- [EXERCISE PROMPT]
Can you transcribe every line of the listing below word for word, leaving the pictures out of your answer?

- [Stored data]
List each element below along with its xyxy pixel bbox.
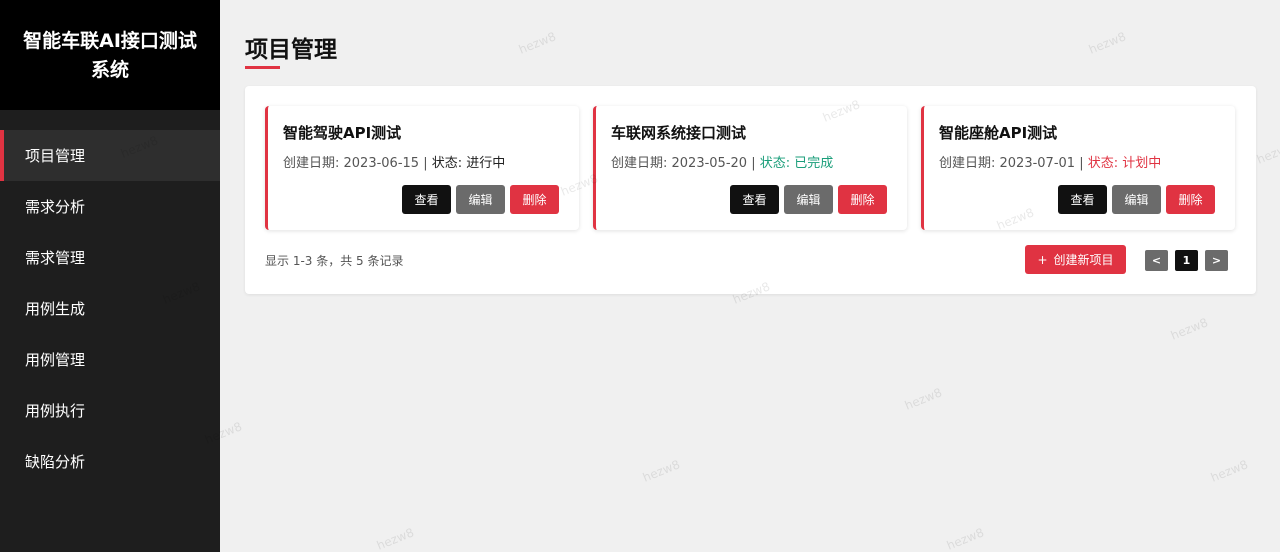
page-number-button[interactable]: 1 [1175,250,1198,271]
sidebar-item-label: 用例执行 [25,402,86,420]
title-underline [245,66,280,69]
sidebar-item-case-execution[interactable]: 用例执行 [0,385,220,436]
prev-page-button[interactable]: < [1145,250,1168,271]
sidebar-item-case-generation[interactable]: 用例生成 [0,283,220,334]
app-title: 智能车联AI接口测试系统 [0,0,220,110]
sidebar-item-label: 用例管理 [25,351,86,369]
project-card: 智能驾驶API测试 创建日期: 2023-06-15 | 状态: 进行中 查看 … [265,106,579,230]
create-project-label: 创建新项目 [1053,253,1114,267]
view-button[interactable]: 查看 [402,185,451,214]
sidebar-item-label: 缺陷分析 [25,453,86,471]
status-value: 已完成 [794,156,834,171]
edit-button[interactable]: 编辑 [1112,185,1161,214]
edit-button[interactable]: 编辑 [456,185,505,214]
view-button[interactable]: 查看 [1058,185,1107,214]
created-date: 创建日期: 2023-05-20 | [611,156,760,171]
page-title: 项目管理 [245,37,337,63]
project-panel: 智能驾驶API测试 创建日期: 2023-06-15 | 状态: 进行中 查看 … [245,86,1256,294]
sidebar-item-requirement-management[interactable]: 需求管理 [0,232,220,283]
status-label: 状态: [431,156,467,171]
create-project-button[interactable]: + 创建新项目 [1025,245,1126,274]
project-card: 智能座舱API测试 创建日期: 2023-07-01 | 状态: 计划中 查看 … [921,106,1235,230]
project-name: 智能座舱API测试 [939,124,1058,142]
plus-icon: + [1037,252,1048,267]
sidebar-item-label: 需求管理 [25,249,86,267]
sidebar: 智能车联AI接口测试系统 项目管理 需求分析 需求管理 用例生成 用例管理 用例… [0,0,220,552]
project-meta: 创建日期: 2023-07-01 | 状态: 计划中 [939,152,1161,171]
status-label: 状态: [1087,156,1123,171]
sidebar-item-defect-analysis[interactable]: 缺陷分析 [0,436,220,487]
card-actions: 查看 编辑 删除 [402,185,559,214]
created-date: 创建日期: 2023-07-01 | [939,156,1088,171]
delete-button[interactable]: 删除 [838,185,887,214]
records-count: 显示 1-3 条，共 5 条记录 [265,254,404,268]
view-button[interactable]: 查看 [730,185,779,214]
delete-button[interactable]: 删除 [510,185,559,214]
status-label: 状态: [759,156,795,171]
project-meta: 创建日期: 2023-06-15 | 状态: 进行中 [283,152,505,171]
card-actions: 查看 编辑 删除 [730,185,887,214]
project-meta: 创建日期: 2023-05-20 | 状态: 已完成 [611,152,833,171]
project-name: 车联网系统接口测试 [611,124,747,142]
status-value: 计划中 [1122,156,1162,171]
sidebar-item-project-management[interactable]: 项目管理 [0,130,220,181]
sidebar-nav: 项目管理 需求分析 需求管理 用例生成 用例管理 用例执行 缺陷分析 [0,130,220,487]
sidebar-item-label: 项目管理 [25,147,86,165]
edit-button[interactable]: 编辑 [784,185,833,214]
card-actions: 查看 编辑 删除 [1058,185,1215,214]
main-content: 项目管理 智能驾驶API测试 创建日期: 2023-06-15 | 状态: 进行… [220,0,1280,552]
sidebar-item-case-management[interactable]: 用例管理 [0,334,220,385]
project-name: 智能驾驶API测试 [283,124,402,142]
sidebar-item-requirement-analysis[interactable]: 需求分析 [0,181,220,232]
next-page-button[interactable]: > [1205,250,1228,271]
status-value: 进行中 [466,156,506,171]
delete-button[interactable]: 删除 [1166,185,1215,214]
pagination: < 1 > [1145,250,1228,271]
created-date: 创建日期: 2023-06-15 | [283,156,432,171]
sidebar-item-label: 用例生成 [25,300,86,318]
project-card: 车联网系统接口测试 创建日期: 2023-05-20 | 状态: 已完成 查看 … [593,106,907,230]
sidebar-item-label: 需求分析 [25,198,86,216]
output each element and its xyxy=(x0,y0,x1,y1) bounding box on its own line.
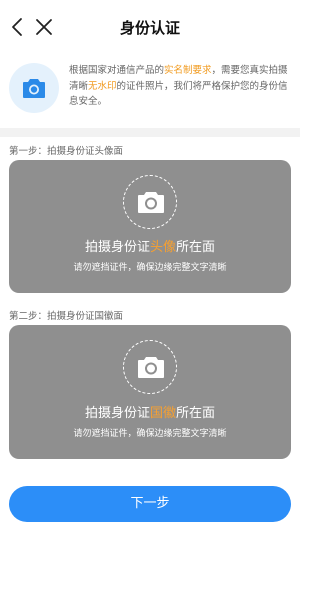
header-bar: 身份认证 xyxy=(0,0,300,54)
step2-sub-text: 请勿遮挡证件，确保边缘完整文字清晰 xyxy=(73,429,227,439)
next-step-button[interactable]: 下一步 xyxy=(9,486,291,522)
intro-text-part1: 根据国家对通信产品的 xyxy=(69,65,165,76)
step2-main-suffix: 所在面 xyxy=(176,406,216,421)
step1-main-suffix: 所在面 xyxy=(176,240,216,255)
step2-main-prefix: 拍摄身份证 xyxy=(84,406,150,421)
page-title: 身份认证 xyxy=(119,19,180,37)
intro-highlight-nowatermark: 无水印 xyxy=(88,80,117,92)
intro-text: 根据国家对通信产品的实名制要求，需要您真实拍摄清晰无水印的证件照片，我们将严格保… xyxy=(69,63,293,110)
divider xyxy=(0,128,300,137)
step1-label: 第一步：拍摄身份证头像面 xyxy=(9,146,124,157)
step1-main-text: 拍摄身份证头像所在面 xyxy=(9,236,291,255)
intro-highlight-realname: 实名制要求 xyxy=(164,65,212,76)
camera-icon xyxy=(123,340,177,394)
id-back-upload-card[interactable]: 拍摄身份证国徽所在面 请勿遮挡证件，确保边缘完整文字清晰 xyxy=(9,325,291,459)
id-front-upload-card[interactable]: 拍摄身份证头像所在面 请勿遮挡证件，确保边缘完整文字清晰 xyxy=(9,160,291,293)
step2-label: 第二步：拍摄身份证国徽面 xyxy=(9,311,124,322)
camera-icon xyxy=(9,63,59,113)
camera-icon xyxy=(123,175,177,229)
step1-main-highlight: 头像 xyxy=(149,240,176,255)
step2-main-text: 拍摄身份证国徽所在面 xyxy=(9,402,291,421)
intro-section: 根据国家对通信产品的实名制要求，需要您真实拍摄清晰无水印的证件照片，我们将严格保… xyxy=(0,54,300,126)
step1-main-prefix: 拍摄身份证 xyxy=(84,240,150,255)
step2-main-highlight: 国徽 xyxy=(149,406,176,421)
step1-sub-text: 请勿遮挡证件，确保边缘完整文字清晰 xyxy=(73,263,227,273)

- [FINAL RESULT]
List each element below along with its xyxy pixel bbox.
page-number-button[interactable]: 1 [1175,250,1198,271]
sidebar-item-label: 用例执行 [25,402,86,420]
title-underline [245,66,280,69]
sidebar-item-case-execution[interactable]: 用例执行 [0,385,220,436]
prev-page-button[interactable]: < [1145,250,1168,271]
sidebar-item-case-generation[interactable]: 用例生成 [0,283,220,334]
app-title: 智能车联AI接口测试系统 [0,0,220,110]
sidebar-item-label: 用例管理 [25,351,86,369]
project-card: 智能驾驶API测试 创建日期: 2023-06-15 | 状态: 进行中 查看 … [265,106,579,230]
create-project-label: 创建新项目 [1053,253,1114,267]
view-button[interactable]: 查看 [402,185,451,214]
sidebar-item-label: 缺陷分析 [25,453,86,471]
status-value: 已完成 [794,156,834,171]
edit-button[interactable]: 编辑 [1112,185,1161,214]
edit-button[interactable]: 编辑 [456,185,505,214]
view-button[interactable]: 查看 [1058,185,1107,214]
created-date: 创建日期: 2023-05-20 | [611,156,760,171]
page-title: 项目管理 [245,37,337,63]
project-panel: 智能驾驶API测试 创建日期: 2023-06-15 | 状态: 进行中 查看 … [245,86,1256,294]
sidebar-item-requirement-management[interactable]: 需求管理 [0,232,220,283]
status-label: 状态: [431,156,467,171]
create-project-button[interactable]: + 创建新项目 [1025,245,1126,274]
project-card: 智能座舱API测试 创建日期: 2023-07-01 | 状态: 计划中 查看 … [921,106,1235,230]
project-name: 智能座舱API测试 [939,124,1058,142]
plus-icon: + [1037,252,1048,267]
sidebar-item-label: 需求管理 [25,249,86,267]
sidebar: 智能车联AI接口测试系统 项目管理 需求分析 需求管理 用例生成 用例管理 用例… [0,0,220,552]
project-meta: 创建日期: 2023-07-01 | 状态: 计划中 [939,152,1161,171]
status-label: 状态: [1087,156,1123,171]
sidebar-item-defect-analysis[interactable]: 缺陷分析 [0,436,220,487]
card-actions: 查看 编辑 删除 [402,185,559,214]
created-date: 创建日期: 2023-07-01 | [939,156,1088,171]
delete-button[interactable]: 删除 [838,185,887,214]
records-count: 显示 1-3 条，共 5 条记录 [265,254,404,268]
view-button[interactable]: 查看 [730,185,779,214]
delete-button[interactable]: 删除 [510,185,559,214]
status-label: 状态: [759,156,795,171]
project-meta: 创建日期: 2023-06-15 | 状态: 进行中 [283,152,505,171]
card-actions: 查看 编辑 删除 [730,185,887,214]
project-meta: 创建日期: 2023-05-20 | 状态: 已完成 [611,152,833,171]
project-name: 车联网系统接口测试 [611,124,747,142]
status-value: 计划中 [1122,156,1162,171]
sidebar-item-project-management[interactable]: 项目管理 [0,130,220,181]
sidebar-nav: 项目管理 需求分析 需求管理 用例生成 用例管理 用例执行 缺陷分析 [0,130,220,487]
sidebar-item-label: 项目管理 [25,147,86,165]
edit-button[interactable]: 编辑 [784,185,833,214]
card-actions: 查看 编辑 删除 [1058,185,1215,214]
main-content: 项目管理 智能驾驶API测试 创建日期: 2023-06-15 | 状态: 进行… [220,0,1280,552]
sidebar-item-case-management[interactable]: 用例管理 [0,334,220,385]
project-name: 智能驾驶API测试 [283,124,402,142]
sidebar-item-requirement-analysis[interactable]: 需求分析 [0,181,220,232]
next-page-button[interactable]: > [1205,250,1228,271]
status-value: 进行中 [466,156,506,171]
delete-button[interactable]: 删除 [1166,185,1215,214]
pagination: < 1 > [1145,250,1228,271]
created-date: 创建日期: 2023-06-15 | [283,156,432,171]
sidebar-item-label: 用例生成 [25,300,86,318]
project-card: 车联网系统接口测试 创建日期: 2023-05-20 | 状态: 已完成 查看 … [593,106,907,230]
sidebar-item-label: 需求分析 [25,198,86,216]
output each element and its xyxy=(x0,y0,x1,y1) bounding box on its own line.
header-bar: 身份认证 xyxy=(0,0,300,54)
step2-sub-text: 请勿遮挡证件，确保边缘完整文字清晰 xyxy=(73,429,227,439)
next-step-button[interactable]: 下一步 xyxy=(9,486,291,522)
intro-text-part1: 根据国家对通信产品的 xyxy=(69,65,165,76)
step2-main-suffix: 所在面 xyxy=(176,406,216,421)
step1-main-suffix: 所在面 xyxy=(176,240,216,255)
step2-main-prefix: 拍摄身份证 xyxy=(84,406,150,421)
page-title: 身份认证 xyxy=(119,19,180,37)
intro-highlight-nowatermark: 无水印 xyxy=(88,80,117,92)
intro-text: 根据国家对通信产品的实名制要求，需要您真实拍摄清晰无水印的证件照片，我们将严格保… xyxy=(69,63,293,110)
divider xyxy=(0,128,300,137)
step1-label: 第一步：拍摄身份证头像面 xyxy=(9,146,124,157)
step1-main-text: 拍摄身份证头像所在面 xyxy=(9,236,291,255)
intro-highlight-realname: 实名制要求 xyxy=(164,65,212,76)
camera-icon xyxy=(123,340,177,394)
id-back-upload-card[interactable]: 拍摄身份证国徽所在面 请勿遮挡证件，确保边缘完整文字清晰 xyxy=(9,325,291,459)
id-front-upload-card[interactable]: 拍摄身份证头像所在面 请勿遮挡证件，确保边缘完整文字清晰 xyxy=(9,160,291,293)
step2-label: 第二步：拍摄身份证国徽面 xyxy=(9,311,124,322)
camera-icon xyxy=(9,63,59,113)
camera-icon xyxy=(123,175,177,229)
step1-main-highlight: 头像 xyxy=(149,240,176,255)
step2-main-text: 拍摄身份证国徽所在面 xyxy=(9,402,291,421)
intro-section: 根据国家对通信产品的实名制要求，需要您真实拍摄清晰无水印的证件照片，我们将严格保… xyxy=(0,54,300,126)
step1-main-prefix: 拍摄身份证 xyxy=(84,240,150,255)
step2-main-highlight: 国徽 xyxy=(149,406,176,421)
step1-sub-text: 请勿遮挡证件，确保边缘完整文字清晰 xyxy=(73,263,227,273)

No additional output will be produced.